[Data records]
____

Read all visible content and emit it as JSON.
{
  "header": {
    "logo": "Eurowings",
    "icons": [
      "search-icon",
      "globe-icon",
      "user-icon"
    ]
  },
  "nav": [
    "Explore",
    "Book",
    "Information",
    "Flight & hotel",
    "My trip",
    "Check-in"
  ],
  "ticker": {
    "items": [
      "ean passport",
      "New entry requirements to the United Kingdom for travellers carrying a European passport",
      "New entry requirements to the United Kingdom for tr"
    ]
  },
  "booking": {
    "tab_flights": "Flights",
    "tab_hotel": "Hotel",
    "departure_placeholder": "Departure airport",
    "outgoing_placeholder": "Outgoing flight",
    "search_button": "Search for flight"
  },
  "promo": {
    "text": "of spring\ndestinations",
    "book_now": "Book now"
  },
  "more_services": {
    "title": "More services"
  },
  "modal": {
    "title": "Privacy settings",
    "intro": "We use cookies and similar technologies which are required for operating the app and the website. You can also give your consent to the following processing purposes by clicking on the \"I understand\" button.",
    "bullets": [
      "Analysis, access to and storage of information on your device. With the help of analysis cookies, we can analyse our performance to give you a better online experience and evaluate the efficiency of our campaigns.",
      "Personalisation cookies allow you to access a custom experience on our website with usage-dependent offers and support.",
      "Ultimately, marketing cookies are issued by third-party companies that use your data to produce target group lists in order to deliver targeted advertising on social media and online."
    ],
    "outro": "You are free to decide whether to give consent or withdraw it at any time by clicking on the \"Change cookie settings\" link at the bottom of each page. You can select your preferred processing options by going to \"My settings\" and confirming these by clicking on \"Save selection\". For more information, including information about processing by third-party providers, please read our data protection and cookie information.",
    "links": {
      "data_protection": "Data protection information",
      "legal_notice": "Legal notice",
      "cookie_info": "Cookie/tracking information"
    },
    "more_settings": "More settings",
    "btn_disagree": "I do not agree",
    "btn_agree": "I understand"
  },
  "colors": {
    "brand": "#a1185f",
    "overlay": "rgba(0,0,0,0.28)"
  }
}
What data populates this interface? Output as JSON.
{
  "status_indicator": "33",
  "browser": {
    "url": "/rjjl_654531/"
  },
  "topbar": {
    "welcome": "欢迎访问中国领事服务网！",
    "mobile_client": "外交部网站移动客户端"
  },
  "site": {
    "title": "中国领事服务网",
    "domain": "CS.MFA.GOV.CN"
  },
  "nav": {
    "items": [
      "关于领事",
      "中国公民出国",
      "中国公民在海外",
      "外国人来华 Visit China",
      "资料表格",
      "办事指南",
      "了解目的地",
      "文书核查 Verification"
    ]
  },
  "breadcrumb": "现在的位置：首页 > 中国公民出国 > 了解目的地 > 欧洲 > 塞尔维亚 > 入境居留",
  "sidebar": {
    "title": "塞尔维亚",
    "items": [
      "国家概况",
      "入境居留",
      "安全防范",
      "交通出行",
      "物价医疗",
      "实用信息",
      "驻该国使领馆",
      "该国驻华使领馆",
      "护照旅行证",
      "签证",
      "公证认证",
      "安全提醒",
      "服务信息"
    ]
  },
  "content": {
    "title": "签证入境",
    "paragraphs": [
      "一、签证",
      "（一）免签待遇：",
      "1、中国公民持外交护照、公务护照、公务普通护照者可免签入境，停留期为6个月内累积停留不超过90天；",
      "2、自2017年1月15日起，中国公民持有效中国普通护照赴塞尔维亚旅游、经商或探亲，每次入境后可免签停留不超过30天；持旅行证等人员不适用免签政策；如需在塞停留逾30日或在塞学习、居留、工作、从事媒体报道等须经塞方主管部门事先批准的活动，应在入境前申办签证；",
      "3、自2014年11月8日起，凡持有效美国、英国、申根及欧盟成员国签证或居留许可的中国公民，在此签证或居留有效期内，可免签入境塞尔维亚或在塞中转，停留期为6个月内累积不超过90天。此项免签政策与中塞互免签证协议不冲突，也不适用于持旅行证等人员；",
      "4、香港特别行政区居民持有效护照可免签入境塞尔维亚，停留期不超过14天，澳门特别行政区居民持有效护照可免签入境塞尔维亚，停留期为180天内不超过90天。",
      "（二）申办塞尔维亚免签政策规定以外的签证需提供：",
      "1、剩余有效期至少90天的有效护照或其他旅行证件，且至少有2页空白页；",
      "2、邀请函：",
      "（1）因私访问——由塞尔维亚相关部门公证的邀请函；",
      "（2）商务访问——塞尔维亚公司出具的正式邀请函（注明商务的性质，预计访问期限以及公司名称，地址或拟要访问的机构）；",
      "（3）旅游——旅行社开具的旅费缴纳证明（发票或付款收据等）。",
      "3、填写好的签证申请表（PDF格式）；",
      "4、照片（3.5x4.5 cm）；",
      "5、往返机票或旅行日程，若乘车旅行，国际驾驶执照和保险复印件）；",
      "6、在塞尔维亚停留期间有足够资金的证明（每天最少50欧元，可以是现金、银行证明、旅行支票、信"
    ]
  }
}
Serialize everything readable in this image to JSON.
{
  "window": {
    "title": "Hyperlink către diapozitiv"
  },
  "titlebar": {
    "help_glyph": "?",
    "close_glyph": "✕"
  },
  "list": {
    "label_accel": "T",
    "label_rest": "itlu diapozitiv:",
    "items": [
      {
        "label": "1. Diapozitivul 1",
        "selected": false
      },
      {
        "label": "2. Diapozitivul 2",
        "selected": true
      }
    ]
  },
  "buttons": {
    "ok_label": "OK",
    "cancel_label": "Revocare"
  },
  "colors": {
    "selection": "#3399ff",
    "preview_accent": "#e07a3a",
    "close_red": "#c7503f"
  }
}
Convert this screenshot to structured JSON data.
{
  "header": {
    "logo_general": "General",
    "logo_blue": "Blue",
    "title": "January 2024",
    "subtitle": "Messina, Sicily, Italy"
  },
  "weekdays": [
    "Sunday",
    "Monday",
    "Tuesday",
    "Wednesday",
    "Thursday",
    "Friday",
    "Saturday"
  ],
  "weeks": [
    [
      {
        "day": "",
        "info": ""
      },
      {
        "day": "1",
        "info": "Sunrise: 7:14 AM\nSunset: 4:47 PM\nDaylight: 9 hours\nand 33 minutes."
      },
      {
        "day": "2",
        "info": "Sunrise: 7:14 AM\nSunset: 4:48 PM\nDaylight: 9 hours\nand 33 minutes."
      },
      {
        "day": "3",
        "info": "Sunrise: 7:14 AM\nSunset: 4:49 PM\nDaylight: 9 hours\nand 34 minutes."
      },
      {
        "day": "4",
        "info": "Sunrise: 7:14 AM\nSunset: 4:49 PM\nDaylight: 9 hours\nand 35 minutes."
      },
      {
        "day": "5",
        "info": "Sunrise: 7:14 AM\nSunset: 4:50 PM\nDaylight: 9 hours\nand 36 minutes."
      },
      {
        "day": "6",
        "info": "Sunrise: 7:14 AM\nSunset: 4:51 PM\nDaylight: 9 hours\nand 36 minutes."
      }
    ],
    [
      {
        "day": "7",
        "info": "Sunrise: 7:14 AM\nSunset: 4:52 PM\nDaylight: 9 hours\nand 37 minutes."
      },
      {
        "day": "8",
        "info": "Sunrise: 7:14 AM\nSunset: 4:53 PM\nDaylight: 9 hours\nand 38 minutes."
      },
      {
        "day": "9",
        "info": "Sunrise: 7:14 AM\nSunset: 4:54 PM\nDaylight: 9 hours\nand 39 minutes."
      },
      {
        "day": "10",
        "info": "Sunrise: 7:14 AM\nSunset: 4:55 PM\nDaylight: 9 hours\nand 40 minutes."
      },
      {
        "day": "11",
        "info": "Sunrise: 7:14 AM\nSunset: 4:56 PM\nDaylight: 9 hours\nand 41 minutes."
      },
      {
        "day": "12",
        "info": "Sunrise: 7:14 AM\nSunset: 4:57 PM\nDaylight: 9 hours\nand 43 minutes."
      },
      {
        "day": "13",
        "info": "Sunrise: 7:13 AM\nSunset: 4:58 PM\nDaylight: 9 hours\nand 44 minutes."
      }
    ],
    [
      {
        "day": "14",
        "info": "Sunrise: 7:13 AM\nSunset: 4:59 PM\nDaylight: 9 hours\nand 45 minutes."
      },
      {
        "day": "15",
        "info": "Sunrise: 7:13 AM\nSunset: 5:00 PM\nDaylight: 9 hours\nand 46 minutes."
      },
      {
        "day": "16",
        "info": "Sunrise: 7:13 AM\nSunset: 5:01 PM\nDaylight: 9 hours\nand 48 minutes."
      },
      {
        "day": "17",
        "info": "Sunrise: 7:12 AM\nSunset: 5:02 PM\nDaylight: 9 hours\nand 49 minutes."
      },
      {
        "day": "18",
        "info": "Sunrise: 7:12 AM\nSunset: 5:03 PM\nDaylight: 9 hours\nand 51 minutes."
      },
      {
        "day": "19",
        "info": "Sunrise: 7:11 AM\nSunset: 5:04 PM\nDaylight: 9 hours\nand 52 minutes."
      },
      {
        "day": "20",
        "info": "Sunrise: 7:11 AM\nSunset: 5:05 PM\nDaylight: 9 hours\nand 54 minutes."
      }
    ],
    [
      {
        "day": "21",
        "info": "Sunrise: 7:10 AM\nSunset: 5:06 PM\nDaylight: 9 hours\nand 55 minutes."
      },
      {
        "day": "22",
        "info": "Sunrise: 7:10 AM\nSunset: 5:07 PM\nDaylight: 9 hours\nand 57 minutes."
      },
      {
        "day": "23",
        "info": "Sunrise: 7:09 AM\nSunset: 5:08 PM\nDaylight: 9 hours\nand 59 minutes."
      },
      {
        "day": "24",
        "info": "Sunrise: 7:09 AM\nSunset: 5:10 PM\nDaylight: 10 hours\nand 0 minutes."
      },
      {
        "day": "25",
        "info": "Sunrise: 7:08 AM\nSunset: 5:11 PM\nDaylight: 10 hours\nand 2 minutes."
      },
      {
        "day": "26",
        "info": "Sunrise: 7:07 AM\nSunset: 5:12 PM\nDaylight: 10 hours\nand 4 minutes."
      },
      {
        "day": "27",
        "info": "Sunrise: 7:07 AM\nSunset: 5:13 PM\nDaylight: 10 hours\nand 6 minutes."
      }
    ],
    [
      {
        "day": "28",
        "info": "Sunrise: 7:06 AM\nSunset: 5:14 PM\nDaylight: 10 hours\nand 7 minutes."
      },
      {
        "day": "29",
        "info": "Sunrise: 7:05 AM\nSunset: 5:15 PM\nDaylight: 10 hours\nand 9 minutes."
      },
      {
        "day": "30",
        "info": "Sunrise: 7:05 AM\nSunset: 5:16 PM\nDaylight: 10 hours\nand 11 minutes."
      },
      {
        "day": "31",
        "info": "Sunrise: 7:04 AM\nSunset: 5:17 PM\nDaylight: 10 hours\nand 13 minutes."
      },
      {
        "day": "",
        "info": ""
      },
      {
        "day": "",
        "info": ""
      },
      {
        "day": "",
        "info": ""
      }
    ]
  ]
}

____

> **WORK TO DO**
Find each line with the string "understand" and copy it out.

> **RESPONSE BELOW**
    "intro": "We use cookies and similar technologies which are required for operating the app and the website. You can also give your consent to the following processing purposes by clicking on the \"I understand\" button.",
    "btn_agree": "I understand"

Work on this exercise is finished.